▶ **CHALLENGE**
In the entries below, find every line with "heading" and copy it.

══════════

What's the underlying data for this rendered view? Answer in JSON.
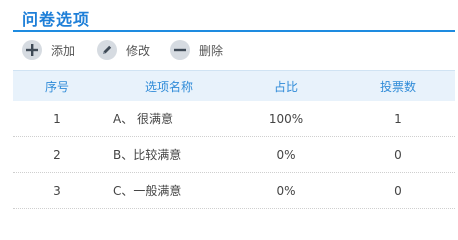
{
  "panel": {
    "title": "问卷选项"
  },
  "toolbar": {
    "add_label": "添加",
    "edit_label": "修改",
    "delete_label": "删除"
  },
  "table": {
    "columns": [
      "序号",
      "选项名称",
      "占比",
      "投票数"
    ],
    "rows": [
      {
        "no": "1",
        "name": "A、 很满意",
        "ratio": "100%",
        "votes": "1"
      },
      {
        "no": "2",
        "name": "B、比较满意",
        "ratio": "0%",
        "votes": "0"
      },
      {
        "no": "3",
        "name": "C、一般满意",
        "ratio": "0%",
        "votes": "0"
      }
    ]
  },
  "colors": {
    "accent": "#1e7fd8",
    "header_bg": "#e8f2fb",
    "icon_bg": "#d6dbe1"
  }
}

══════════

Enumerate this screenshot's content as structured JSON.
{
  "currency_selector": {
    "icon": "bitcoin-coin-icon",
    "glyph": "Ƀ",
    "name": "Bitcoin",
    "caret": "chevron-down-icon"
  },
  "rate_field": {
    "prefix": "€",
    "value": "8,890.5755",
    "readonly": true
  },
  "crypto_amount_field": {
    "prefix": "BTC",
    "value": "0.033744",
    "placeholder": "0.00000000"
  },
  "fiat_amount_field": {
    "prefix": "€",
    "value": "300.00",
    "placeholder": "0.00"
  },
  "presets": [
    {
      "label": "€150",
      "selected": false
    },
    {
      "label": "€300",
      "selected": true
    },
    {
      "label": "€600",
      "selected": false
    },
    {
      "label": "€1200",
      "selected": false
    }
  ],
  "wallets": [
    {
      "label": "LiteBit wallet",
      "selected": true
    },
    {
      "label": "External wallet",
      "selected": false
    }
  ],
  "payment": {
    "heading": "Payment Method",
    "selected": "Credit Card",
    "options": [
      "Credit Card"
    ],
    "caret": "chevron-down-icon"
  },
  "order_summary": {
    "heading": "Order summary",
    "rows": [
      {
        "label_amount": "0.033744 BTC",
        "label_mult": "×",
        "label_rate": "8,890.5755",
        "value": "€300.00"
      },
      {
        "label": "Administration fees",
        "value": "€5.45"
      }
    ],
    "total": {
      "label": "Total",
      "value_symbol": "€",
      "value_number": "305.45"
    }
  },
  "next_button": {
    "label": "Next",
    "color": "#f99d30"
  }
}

══════════

▶ **THE ANSWER**
    "heading": "Payment Method",
    "heading": "Order summary",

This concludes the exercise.